* Requirements: How many lines of these records hold the string "Salade"? Reply with the number alone.

--- start Record extracts ---

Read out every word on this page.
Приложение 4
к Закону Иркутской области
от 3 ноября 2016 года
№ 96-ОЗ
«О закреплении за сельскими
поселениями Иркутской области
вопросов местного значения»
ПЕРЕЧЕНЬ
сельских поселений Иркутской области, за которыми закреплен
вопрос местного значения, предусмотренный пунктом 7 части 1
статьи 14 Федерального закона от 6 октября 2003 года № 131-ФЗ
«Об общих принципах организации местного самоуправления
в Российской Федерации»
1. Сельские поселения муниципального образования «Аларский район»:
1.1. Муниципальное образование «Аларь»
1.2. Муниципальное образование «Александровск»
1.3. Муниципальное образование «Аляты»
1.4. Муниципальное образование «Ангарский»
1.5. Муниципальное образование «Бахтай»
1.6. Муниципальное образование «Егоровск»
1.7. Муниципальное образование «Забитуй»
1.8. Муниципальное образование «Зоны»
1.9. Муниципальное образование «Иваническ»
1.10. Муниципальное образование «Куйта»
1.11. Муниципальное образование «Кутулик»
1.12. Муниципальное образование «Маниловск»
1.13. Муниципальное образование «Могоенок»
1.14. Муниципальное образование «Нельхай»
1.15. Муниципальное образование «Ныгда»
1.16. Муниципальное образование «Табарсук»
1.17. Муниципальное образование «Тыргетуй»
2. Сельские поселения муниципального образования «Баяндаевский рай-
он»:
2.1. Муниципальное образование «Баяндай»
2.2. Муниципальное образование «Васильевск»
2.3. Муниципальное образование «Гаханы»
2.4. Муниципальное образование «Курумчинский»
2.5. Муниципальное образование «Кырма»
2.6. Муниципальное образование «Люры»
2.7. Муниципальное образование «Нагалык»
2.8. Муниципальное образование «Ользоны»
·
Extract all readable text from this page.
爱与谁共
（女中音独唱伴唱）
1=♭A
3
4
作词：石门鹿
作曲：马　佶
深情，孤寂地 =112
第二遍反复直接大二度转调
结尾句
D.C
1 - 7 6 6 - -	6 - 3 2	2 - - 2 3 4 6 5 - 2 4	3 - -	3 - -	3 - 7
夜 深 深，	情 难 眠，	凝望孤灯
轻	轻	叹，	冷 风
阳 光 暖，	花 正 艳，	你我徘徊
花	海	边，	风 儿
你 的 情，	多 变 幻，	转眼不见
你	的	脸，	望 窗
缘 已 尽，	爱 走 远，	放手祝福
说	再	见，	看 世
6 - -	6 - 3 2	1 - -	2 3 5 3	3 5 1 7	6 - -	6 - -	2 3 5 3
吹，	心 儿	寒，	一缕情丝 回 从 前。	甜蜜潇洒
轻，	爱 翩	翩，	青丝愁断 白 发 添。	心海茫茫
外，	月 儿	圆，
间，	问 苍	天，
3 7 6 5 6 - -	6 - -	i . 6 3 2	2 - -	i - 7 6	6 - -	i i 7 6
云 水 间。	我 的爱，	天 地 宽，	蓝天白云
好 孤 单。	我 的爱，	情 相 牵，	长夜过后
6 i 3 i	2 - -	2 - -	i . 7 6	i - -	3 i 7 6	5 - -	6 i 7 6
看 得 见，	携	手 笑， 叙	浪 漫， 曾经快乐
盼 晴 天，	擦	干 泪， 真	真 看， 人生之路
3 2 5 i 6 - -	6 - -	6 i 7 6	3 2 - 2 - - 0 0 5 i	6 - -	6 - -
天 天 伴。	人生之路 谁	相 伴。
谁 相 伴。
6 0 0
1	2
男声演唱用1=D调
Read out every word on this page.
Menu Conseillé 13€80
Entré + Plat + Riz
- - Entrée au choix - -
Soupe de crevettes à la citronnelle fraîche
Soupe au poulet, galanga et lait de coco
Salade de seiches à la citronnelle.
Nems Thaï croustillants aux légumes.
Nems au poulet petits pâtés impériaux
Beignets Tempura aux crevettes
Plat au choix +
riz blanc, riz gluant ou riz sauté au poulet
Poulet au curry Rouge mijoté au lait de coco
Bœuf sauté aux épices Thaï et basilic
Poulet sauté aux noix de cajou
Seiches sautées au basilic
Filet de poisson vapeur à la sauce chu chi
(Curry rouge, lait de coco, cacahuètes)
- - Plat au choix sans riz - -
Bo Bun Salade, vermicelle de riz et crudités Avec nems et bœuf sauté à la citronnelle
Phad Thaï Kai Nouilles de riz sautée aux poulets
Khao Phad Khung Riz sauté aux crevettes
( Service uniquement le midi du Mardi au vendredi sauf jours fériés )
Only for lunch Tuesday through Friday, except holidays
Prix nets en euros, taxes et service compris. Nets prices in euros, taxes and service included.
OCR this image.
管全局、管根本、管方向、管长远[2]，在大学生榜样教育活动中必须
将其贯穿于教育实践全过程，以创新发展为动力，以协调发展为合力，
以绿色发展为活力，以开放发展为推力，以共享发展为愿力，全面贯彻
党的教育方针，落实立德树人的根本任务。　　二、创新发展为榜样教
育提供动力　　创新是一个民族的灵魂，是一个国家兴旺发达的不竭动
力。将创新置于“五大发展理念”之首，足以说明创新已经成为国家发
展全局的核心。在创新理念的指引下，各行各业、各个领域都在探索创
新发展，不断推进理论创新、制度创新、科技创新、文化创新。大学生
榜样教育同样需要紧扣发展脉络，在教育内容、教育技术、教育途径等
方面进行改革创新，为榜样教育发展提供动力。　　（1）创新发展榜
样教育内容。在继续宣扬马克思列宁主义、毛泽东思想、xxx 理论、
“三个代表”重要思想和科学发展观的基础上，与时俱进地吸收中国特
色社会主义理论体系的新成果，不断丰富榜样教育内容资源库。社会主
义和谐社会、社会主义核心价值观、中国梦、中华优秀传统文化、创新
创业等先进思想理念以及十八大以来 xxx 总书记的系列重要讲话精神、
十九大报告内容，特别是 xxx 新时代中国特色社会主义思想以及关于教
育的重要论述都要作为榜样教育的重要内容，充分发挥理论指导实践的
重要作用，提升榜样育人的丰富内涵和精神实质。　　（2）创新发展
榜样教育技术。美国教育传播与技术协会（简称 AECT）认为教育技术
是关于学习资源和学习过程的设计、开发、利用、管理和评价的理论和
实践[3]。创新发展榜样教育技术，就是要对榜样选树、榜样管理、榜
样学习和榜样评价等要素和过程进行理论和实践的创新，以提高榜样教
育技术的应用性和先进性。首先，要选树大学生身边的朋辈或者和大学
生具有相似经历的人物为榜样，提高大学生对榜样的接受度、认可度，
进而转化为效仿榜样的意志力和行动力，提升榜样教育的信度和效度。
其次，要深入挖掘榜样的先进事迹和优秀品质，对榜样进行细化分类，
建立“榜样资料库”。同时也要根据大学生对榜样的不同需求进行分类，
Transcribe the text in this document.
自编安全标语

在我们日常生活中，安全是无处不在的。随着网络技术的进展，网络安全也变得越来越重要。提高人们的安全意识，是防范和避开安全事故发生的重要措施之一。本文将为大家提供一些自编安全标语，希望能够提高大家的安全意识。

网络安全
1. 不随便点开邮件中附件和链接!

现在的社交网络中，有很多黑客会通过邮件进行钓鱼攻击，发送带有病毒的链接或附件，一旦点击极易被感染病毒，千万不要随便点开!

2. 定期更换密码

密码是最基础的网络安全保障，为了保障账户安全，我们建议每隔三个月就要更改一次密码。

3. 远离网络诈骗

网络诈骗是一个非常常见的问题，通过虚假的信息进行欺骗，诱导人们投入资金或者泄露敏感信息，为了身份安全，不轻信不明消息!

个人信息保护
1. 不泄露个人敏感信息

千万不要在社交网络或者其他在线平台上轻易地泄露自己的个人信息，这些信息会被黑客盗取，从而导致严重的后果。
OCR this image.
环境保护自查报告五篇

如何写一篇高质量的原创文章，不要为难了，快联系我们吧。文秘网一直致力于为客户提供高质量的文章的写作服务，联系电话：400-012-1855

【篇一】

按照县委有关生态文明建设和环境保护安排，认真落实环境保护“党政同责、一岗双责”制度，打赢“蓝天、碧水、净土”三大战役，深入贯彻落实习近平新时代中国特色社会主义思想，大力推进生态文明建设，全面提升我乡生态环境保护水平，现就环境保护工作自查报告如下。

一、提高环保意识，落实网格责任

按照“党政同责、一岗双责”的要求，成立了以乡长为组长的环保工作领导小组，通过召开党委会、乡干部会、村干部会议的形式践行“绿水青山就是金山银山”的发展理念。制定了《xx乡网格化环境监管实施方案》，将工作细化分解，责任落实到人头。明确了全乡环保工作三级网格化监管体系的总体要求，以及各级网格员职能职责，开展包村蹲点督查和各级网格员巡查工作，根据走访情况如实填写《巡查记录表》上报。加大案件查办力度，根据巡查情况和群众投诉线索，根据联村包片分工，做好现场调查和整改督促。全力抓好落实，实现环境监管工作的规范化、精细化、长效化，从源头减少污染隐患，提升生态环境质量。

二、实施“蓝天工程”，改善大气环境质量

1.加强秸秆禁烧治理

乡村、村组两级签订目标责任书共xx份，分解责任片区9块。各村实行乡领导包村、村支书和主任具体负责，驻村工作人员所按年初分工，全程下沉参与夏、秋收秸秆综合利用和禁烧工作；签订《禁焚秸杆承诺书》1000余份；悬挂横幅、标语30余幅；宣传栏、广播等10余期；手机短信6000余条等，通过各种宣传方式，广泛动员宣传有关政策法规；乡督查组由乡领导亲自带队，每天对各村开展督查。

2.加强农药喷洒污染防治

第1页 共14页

--- end Record extracts ---

* Task output: 2